Collection entries:
▽

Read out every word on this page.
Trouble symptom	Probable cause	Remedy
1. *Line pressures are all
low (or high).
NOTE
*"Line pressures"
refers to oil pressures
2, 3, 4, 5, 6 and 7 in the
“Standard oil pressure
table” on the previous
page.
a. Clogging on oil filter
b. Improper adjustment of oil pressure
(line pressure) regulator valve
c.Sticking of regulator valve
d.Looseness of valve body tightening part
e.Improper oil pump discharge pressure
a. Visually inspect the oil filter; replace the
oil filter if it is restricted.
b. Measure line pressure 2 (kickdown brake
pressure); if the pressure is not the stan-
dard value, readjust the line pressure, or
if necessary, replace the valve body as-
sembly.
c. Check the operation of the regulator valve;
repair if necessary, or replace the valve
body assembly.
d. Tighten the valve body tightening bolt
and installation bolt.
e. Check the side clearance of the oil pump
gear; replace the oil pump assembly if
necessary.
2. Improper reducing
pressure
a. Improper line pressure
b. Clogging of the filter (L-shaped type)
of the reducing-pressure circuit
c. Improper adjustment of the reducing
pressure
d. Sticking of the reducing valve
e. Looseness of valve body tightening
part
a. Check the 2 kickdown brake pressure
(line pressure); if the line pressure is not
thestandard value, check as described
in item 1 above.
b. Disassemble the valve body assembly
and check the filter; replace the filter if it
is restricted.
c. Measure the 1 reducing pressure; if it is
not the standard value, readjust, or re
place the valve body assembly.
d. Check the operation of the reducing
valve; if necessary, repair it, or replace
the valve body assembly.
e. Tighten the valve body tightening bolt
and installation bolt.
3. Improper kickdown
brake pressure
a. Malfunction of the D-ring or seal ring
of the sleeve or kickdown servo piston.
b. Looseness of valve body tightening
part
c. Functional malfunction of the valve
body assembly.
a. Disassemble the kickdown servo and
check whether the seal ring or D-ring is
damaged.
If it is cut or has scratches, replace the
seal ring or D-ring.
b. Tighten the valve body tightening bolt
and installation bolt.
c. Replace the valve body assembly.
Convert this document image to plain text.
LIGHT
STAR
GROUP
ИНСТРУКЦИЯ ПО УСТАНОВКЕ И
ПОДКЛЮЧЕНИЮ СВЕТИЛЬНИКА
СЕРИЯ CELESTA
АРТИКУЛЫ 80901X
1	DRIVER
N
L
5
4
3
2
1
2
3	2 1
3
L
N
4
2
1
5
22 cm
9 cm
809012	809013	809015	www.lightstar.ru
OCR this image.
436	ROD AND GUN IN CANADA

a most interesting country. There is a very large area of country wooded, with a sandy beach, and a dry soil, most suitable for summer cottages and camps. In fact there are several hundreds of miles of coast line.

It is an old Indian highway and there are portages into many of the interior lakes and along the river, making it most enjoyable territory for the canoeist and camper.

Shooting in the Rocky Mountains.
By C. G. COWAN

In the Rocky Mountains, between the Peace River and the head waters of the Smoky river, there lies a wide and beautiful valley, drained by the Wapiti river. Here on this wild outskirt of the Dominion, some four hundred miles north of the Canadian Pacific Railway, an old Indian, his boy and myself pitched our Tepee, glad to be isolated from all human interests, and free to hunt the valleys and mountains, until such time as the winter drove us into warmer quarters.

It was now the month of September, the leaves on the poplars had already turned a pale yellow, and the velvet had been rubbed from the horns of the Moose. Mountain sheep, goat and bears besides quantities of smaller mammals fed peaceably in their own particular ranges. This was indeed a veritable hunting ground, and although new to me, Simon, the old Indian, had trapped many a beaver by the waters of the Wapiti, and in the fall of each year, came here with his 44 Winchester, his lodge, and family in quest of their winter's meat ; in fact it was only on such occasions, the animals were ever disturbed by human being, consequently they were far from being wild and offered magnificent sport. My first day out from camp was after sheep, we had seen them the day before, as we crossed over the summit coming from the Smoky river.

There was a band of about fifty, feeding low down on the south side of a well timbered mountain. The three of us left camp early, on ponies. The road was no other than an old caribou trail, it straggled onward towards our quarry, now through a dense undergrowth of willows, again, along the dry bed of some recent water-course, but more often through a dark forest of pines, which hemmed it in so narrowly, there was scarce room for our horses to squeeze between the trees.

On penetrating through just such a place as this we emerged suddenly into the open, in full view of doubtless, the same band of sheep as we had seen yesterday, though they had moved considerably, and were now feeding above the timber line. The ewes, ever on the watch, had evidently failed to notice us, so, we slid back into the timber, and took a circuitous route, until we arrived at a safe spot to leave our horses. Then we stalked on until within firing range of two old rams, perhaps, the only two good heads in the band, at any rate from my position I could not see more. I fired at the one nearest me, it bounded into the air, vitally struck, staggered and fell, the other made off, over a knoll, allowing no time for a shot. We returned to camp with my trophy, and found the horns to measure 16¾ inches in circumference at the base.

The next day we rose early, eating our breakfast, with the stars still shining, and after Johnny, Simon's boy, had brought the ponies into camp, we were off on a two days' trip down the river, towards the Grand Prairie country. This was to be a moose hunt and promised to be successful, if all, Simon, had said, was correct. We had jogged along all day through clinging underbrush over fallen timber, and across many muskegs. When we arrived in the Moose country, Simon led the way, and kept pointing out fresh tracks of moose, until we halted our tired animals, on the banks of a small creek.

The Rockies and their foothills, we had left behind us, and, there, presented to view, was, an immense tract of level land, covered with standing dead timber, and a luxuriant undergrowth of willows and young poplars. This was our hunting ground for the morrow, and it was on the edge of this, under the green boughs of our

△

■ **PROBLEM DESCRIPTION**: Write the material out again word for word.

■ **THE COMPLETED TASK**:
Read out every word on this page.
Trouble symptom	Probable cause	Remedy
1. *Line pressures are all
low (or high).
NOTE
*"Line pressures"
refers to oil pressures
2, 3, 4, 5, 6 and 7 in the
“Standard oil pressure
table” on the previous
page.
a. Clogging on oil filter
b. Improper adjustment of oil pressure
(line pressure) regulator valve
c.Sticking of regulator valve
d.Looseness of valve body tightening part
e.Improper oil pump discharge pressure
a. Visually inspect the oil filter; replace the
oil filter if it is restricted.
b. Measure line pressure 2 (kickdown brake
pressure); if the pressure is not the stan-
dard value, readjust the line pressure, or
if necessary, replace the valve body as-
sembly.
c. Check the operation of the regulator valve;
repair if necessary, or replace the valve
body assembly.
d. Tighten the valve body tightening bolt
and installation bolt.
e. Check the side clearance of the oil pump
gear; replace the oil pump assembly if
necessary.
2. Improper reducing
pressure
a. Improper line pressure
b. Clogging of the filter (L-shaped type)
of the reducing-pressure circuit
c. Improper adjustment of the reducing
pressure
d. Sticking of the reducing valve
e. Looseness of valve body tightening
part
a. Check the 2 kickdown brake pressure
(line pressure); if the line pressure is not
thestandard value, check as described
in item 1 above.
b. Disassemble the valve body assembly
and check the filter; replace the filter if it
is restricted.
c. Measure the 1 reducing pressure; if it is
not the standard value, readjust, or re
place the valve body assembly.
d. Check the operation of the reducing
valve; if necessary, repair it, or replace
the valve body assembly.
e. Tighten the valve body tightening bolt
and installation bolt.
3. Improper kickdown
brake pressure
a. Malfunction of the D-ring or seal ring
of the sleeve or kickdown servo piston.
b. Looseness of valve body tightening
part
c. Functional malfunction of the valve
body assembly.
a. Disassemble the kickdown servo and
check whether the seal ring or D-ring is
damaged.
If it is cut or has scratches, replace the
seal ring or D-ring.
b. Tighten the valve body tightening bolt
and installation bolt.
c. Replace the valve body assembly.
Convert this document image to plain text.
LIGHT
STAR
GROUP
ИНСТРУКЦИЯ ПО УСТАНОВКЕ И
ПОДКЛЮЧЕНИЮ СВЕТИЛЬНИКА
СЕРИЯ CELESTA
АРТИКУЛЫ 80901X
1	DRIVER
N
L
5
4
3
2
1
2
3	2 1
3
L
N
4
2
1
5
22 cm
9 cm
809012	809013	809015	www.lightstar.ru
OCR this image.
436	ROD AND GUN IN CANADA

a most interesting country. There is a very large area of country wooded, with a sandy beach, and a dry soil, most suitable for summer cottages and camps. In fact there are several hundreds of miles of coast line.

It is an old Indian highway and there are portages into many of the interior lakes and along the river, making it most enjoyable territory for the canoeist and camper.

Shooting in the Rocky Mountains.
By C. G. COWAN

In the Rocky Mountains, between the Peace River and the head waters of the Smoky river, there lies a wide and beautiful valley, drained by the Wapiti river. Here on this wild outskirt of the Dominion, some four hundred miles north of the Canadian Pacific Railway, an old Indian, his boy and myself pitched our Tepee, glad to be isolated from all human interests, and free to hunt the valleys and mountains, until such time as the winter drove us into warmer quarters.

It was now the month of September, the leaves on the poplars had already turned a pale yellow, and the velvet had been rubbed from the horns of the Moose. Mountain sheep, goat and bears besides quantities of smaller mammals fed peaceably in their own particular ranges. This was indeed a veritable hunting ground, and although new to me, Simon, the old Indian, had trapped many a beaver by the waters of the Wapiti, and in the fall of each year, came here with his 44 Winchester, his lodge, and family in quest of their winter's meat ; in fact it was only on such occasions, the animals were ever disturbed by human being, consequently they were far from being wild and offered magnificent sport. My first day out from camp was after sheep, we had seen them the day before, as we crossed over the summit coming from the Smoky river.

There was a band of about fifty, feeding low down on the south side of a well timbered mountain. The three of us left camp early, on ponies. The road was no other than an old caribou trail, it straggled onward towards our quarry, now through a dense undergrowth of willows, again, along the dry bed of some recent water-course, but more often through a dark forest of pines, which hemmed it in so narrowly, there was scarce room for our horses to squeeze between the trees.

On penetrating through just such a place as this we emerged suddenly into the open, in full view of doubtless, the same band of sheep as we had seen yesterday, though they had moved considerably, and were now feeding above the timber line. The ewes, ever on the watch, had evidently failed to notice us, so, we slid back into the timber, and took a circuitous route, until we arrived at a safe spot to leave our horses. Then we stalked on until within firing range of two old rams, perhaps, the only two good heads in the band, at any rate from my position I could not see more. I fired at the one nearest me, it bounded into the air, vitally struck, staggered and fell, the other made off, over a knoll, allowing no time for a shot. We returned to camp with my trophy, and found the horns to measure 16¾ inches in circumference at the base.

The next day we rose early, eating our breakfast, with the stars still shining, and after Johnny, Simon's boy, had brought the ponies into camp, we were off on a two days' trip down the river, towards the Grand Prairie country. This was to be a moose hunt and promised to be successful, if all, Simon, had said, was correct. We had jogged along all day through clinging underbrush over fallen timber, and across many muskegs. When we arrived in the Moose country, Simon led the way, and kept pointing out fresh tracks of moose, until we halted our tired animals, on the banks of a small creek.

The Rockies and their foothills, we had left behind us, and, there, presented to view, was, an immense tract of level land, covered with standing dead timber, and a luxuriant undergrowth of willows and young poplars. This was our hunting ground for the morrow, and it was on the edge of this, under the green boughs of our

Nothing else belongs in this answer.